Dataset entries
────────────────────
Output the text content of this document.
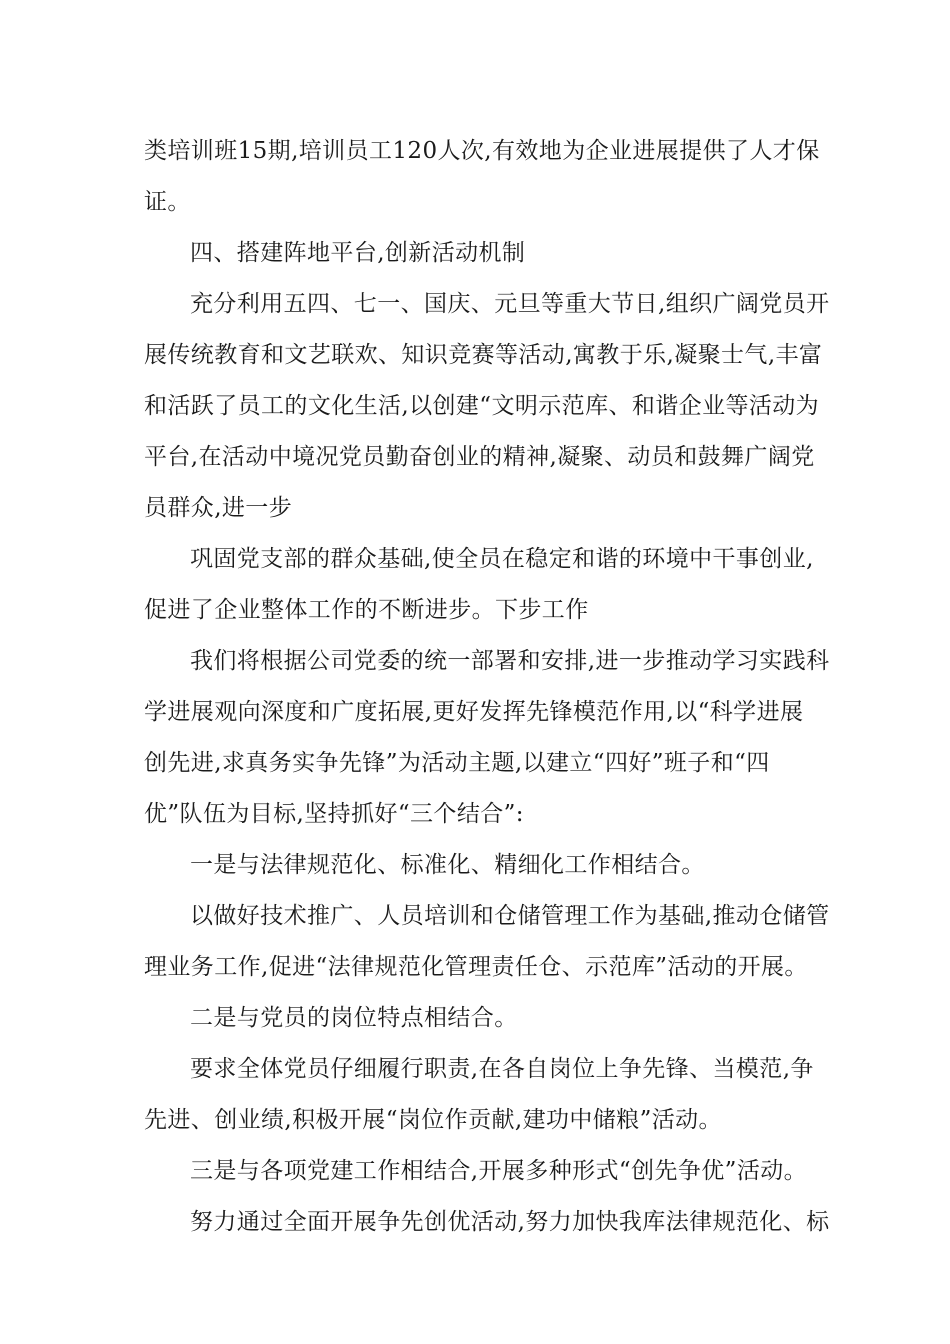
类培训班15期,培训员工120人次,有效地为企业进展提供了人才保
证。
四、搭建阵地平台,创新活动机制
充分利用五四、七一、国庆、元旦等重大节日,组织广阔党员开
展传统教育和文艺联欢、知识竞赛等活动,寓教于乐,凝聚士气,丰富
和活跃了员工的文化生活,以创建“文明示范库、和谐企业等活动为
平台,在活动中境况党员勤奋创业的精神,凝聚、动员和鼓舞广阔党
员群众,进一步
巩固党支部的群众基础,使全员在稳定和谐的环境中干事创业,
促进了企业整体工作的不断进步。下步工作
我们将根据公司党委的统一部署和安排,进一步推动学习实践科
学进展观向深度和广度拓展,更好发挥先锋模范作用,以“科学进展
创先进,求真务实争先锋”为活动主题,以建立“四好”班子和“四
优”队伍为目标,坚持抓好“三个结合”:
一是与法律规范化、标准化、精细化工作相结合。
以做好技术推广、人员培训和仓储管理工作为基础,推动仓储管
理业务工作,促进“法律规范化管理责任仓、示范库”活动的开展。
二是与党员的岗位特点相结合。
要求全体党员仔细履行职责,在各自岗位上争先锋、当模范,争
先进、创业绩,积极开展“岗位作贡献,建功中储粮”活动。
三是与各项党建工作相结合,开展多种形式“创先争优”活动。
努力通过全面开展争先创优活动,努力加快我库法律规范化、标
────────────────────
DIRECTIONS FOR THIS TASK:
Transcribe the whole listing exactly. Pictures are excluded.

ANSWER:
Output the text content of this document.
类培训班15期,培训员工120人次,有效地为企业进展提供了人才保
证。
四、搭建阵地平台,创新活动机制
充分利用五四、七一、国庆、元旦等重大节日,组织广阔党员开
展传统教育和文艺联欢、知识竞赛等活动,寓教于乐,凝聚士气,丰富
和活跃了员工的文化生活,以创建“文明示范库、和谐企业等活动为
平台,在活动中境况党员勤奋创业的精神,凝聚、动员和鼓舞广阔党
员群众,进一步
巩固党支部的群众基础,使全员在稳定和谐的环境中干事创业,
促进了企业整体工作的不断进步。下步工作
我们将根据公司党委的统一部署和安排,进一步推动学习实践科
学进展观向深度和广度拓展,更好发挥先锋模范作用,以“科学进展
创先进,求真务实争先锋”为活动主题,以建立“四好”班子和“四
优”队伍为目标,坚持抓好“三个结合”:
一是与法律规范化、标准化、精细化工作相结合。
以做好技术推广、人员培训和仓储管理工作为基础,推动仓储管
理业务工作,促进“法律规范化管理责任仓、示范库”活动的开展。
二是与党员的岗位特点相结合。
要求全体党员仔细履行职责,在各自岗位上争先锋、当模范,争
先进、创业绩,积极开展“岗位作贡献,建功中储粮”活动。
三是与各项党建工作相结合,开展多种形式“创先争优”活动。
努力通过全面开展争先创优活动,努力加快我库法律规范化、标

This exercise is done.